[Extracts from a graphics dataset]
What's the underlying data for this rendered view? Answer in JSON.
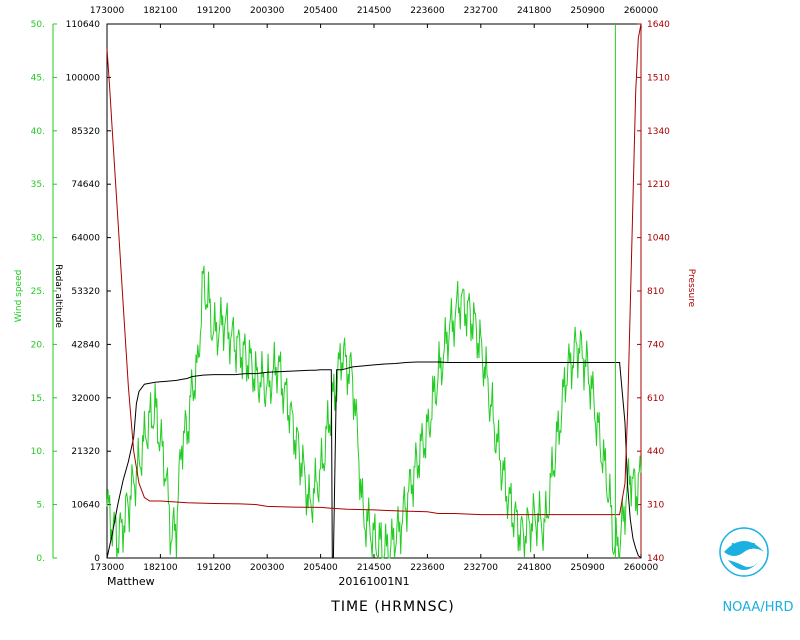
{
  "chart_data": {
    "type": "line",
    "title": "",
    "xlabel": "TIME (HRMNSC)",
    "storm_name": "Matthew",
    "flight_id": "20161001N1",
    "footer": "NOAA/HRD",
    "x_ticks": [
      "173000",
      "182100",
      "191200",
      "200300",
      "205400",
      "214500",
      "223600",
      "232700",
      "241800",
      "250900",
      "260000"
    ],
    "axes": {
      "wind_speed": {
        "label": "Wind speed",
        "ylim": [
          0,
          50
        ],
        "ticks": [
          "0.",
          "5.",
          "10.",
          "15.",
          "20.",
          "25.",
          "30.",
          "35.",
          "40.",
          "45.",
          "50."
        ],
        "color": "#22cc22"
      },
      "radar_altitude": {
        "label": "Radar altitude",
        "ylim": [
          0,
          110640
        ],
        "ticks": [
          "0",
          "10640",
          "21320",
          "32000",
          "42840",
          "53320",
          "64000",
          "74640",
          "85320",
          "100000",
          "110640"
        ],
        "color": "#000000"
      },
      "pressure": {
        "label": "Pressure",
        "ylim": [
          140,
          1640
        ],
        "ticks": [
          "140",
          "310",
          "440",
          "610",
          "740",
          "810",
          "1040",
          "1210",
          "1340",
          "1510",
          "1640"
        ],
        "color": "#aa0000"
      }
    },
    "series": [
      {
        "name": "Wind speed",
        "axis": "wind_speed",
        "color": "#22cc22",
        "x": [
          0,
          2,
          4,
          6,
          8,
          9,
          10,
          11,
          12,
          13,
          14,
          15,
          16,
          17,
          18,
          19,
          20,
          22,
          24,
          26,
          28,
          30,
          32,
          34,
          36,
          38,
          40,
          42,
          44,
          46,
          48,
          50,
          52,
          54,
          56,
          58,
          60,
          62,
          64,
          66,
          68,
          70,
          72,
          74,
          76,
          78,
          80,
          82,
          84,
          86,
          88,
          90,
          92,
          94,
          95,
          96,
          97,
          98,
          99,
          100
        ],
        "values": [
          4.8,
          1.5,
          5,
          9,
          13,
          14,
          11,
          8,
          2,
          3,
          11,
          12,
          16,
          18,
          26,
          24,
          21,
          22,
          20,
          19,
          17,
          16,
          18,
          14,
          10,
          5,
          8,
          14,
          19,
          17,
          4,
          2,
          0.5,
          1.5,
          5,
          9,
          12,
          17,
          21,
          24,
          23,
          20,
          14,
          8,
          4,
          2,
          4,
          3,
          10,
          17,
          20,
          18,
          12,
          6,
          1,
          1,
          5,
          8,
          6,
          8
        ]
      },
      {
        "name": "Radar altitude",
        "axis": "radar_altitude",
        "color": "#000000",
        "x": [
          0,
          1,
          2,
          3,
          4,
          5,
          5.5,
          6,
          7,
          8,
          9,
          10,
          11,
          12,
          13,
          14,
          15,
          16,
          18,
          20,
          22,
          24,
          26,
          28,
          30,
          32,
          34,
          36,
          38,
          39,
          40,
          41,
          42,
          42.2,
          42.4,
          43,
          44,
          45,
          46,
          48,
          50,
          52,
          54,
          56,
          58,
          60,
          62,
          64,
          66,
          68,
          70,
          72,
          74,
          76,
          78,
          80,
          82,
          84,
          86,
          88,
          90,
          92,
          94,
          95,
          96,
          97,
          97.5,
          98,
          98.5,
          99,
          99.5,
          100
        ],
        "values": [
          0,
          5000,
          11000,
          16000,
          20000,
          25000,
          32000,
          34500,
          36000,
          36200,
          36400,
          36500,
          36600,
          36700,
          36800,
          37000,
          37200,
          37600,
          37900,
          38000,
          38000,
          38000,
          38200,
          38200,
          38500,
          38600,
          38700,
          38800,
          38900,
          38900,
          39000,
          39000,
          39000,
          0,
          0,
          39000,
          39000,
          39300,
          39600,
          39800,
          40000,
          40200,
          40300,
          40500,
          40600,
          40600,
          40600,
          40500,
          40500,
          40500,
          40500,
          40500,
          40500,
          40500,
          40500,
          40500,
          40500,
          40500,
          40500,
          40500,
          40500,
          40500,
          40500,
          40500,
          40500,
          28000,
          15000,
          8000,
          4000,
          2000,
          500,
          0
        ]
      },
      {
        "name": "Pressure",
        "axis": "pressure",
        "color": "#aa0000",
        "x": [
          0,
          0.5,
          1,
          2,
          3,
          4,
          5,
          6,
          7,
          8,
          10,
          15,
          20,
          25,
          28,
          30,
          35,
          40,
          42,
          45,
          50,
          55,
          60,
          62,
          65,
          70,
          75,
          80,
          85,
          90,
          95,
          96,
          97,
          97.5,
          98,
          98.5,
          99,
          99.5,
          100
        ],
        "values": [
          1570,
          1460,
          1340,
          1100,
          860,
          620,
          440,
          350,
          310,
          300,
          300,
          295,
          293,
          292,
          290,
          285,
          283,
          282,
          280,
          277,
          275,
          272,
          270,
          265,
          265,
          262,
          262,
          262,
          262,
          262,
          262,
          262,
          350,
          550,
          850,
          1150,
          1450,
          1600,
          1640
        ]
      }
    ],
    "vertical_marker": {
      "x": 95.2,
      "color": "#22cc22"
    }
  }
}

JOB:
Images do not belong in the copy; reproduce all other parts of the records above verbatim.

SOLVED EXERCISE:
What's the underlying data for this rendered view? Answer in JSON.
{
  "chart_data": {
    "type": "line",
    "title": "",
    "xlabel": "TIME (HRMNSC)",
    "storm_name": "Matthew",
    "flight_id": "20161001N1",
    "footer": "NOAA/HRD",
    "x_ticks": [
      "173000",
      "182100",
      "191200",
      "200300",
      "205400",
      "214500",
      "223600",
      "232700",
      "241800",
      "250900",
      "260000"
    ],
    "axes": {
      "wind_speed": {
        "label": "Wind speed",
        "ylim": [
          0,
          50
        ],
        "ticks": [
          "0.",
          "5.",
          "10.",
          "15.",
          "20.",
          "25.",
          "30.",
          "35.",
          "40.",
          "45.",
          "50."
        ],
        "color": "#22cc22"
      },
      "radar_altitude": {
        "label": "Radar altitude",
        "ylim": [
          0,
          110640
        ],
        "ticks": [
          "0",
          "10640",
          "21320",
          "32000",
          "42840",
          "53320",
          "64000",
          "74640",
          "85320",
          "100000",
          "110640"
        ],
        "color": "#000000"
      },
      "pressure": {
        "label": "Pressure",
        "ylim": [
          140,
          1640
        ],
        "ticks": [
          "140",
          "310",
          "440",
          "610",
          "740",
          "810",
          "1040",
          "1210",
          "1340",
          "1510",
          "1640"
        ],
        "color": "#aa0000"
      }
    },
    "series": [
      {
        "name": "Wind speed",
        "axis": "wind_speed",
        "color": "#22cc22",
        "x": [
          0,
          2,
          4,
          6,
          8,
          9,
          10,
          11,
          12,
          13,
          14,
          15,
          16,
          17,
          18,
          19,
          20,
          22,
          24,
          26,
          28,
          30,
          32,
          34,
          36,
          38,
          40,
          42,
          44,
          46,
          48,
          50,
          52,
          54,
          56,
          58,
          60,
          62,
          64,
          66,
          68,
          70,
          72,
          74,
          76,
          78,
          80,
          82,
          84,
          86,
          88,
          90,
          92,
          94,
          95,
          96,
          97,
          98,
          99,
          100
        ],
        "values": [
          4.8,
          1.5,
          5,
          9,
          13,
          14,
          11,
          8,
          2,
          3,
          11,
          12,
          16,
          18,
          26,
          24,
          21,
          22,
          20,
          19,
          17,
          16,
          18,
          14,
          10,
          5,
          8,
          14,
          19,
          17,
          4,
          2,
          0.5,
          1.5,
          5,
          9,
          12,
          17,
          21,
          24,
          23,
          20,
          14,
          8,
          4,
          2,
          4,
          3,
          10,
          17,
          20,
          18,
          12,
          6,
          1,
          1,
          5,
          8,
          6,
          8
        ]
      },
      {
        "name": "Radar altitude",
        "axis": "radar_altitude",
        "color": "#000000",
        "x": [
          0,
          1,
          2,
          3,
          4,
          5,
          5.5,
          6,
          7,
          8,
          9,
          10,
          11,
          12,
          13,
          14,
          15,
          16,
          18,
          20,
          22,
          24,
          26,
          28,
          30,
          32,
          34,
          36,
          38,
          39,
          40,
          41,
          42,
          42.2,
          42.4,
          43,
          44,
          45,
          46,
          48,
          50,
          52,
          54,
          56,
          58,
          60,
          62,
          64,
          66,
          68,
          70,
          72,
          74,
          76,
          78,
          80,
          82,
          84,
          86,
          88,
          90,
          92,
          94,
          95,
          96,
          97,
          97.5,
          98,
          98.5,
          99,
          99.5,
          100
        ],
        "values": [
          0,
          5000,
          11000,
          16000,
          20000,
          25000,
          32000,
          34500,
          36000,
          36200,
          36400,
          36500,
          36600,
          36700,
          36800,
          37000,
          37200,
          37600,
          37900,
          38000,
          38000,
          38000,
          38200,
          38200,
          38500,
          38600,
          38700,
          38800,
          38900,
          38900,
          39000,
          39000,
          39000,
          0,
          0,
          39000,
          39000,
          39300,
          39600,
          39800,
          40000,
          40200,
          40300,
          40500,
          40600,
          40600,
          40600,
          40500,
          40500,
          40500,
          40500,
          40500,
          40500,
          40500,
          40500,
          40500,
          40500,
          40500,
          40500,
          40500,
          40500,
          40500,
          40500,
          40500,
          40500,
          28000,
          15000,
          8000,
          4000,
          2000,
          500,
          0
        ]
      },
      {
        "name": "Pressure",
        "axis": "pressure",
        "color": "#aa0000",
        "x": [
          0,
          0.5,
          1,
          2,
          3,
          4,
          5,
          6,
          7,
          8,
          10,
          15,
          20,
          25,
          28,
          30,
          35,
          40,
          42,
          45,
          50,
          55,
          60,
          62,
          65,
          70,
          75,
          80,
          85,
          90,
          95,
          96,
          97,
          97.5,
          98,
          98.5,
          99,
          99.5,
          100
        ],
        "values": [
          1570,
          1460,
          1340,
          1100,
          860,
          620,
          440,
          350,
          310,
          300,
          300,
          295,
          293,
          292,
          290,
          285,
          283,
          282,
          280,
          277,
          275,
          272,
          270,
          265,
          265,
          262,
          262,
          262,
          262,
          262,
          262,
          262,
          350,
          550,
          850,
          1150,
          1450,
          1600,
          1640
        ]
      }
    ],
    "vertical_marker": {
      "x": 95.2,
      "color": "#22cc22"
    }
  }
}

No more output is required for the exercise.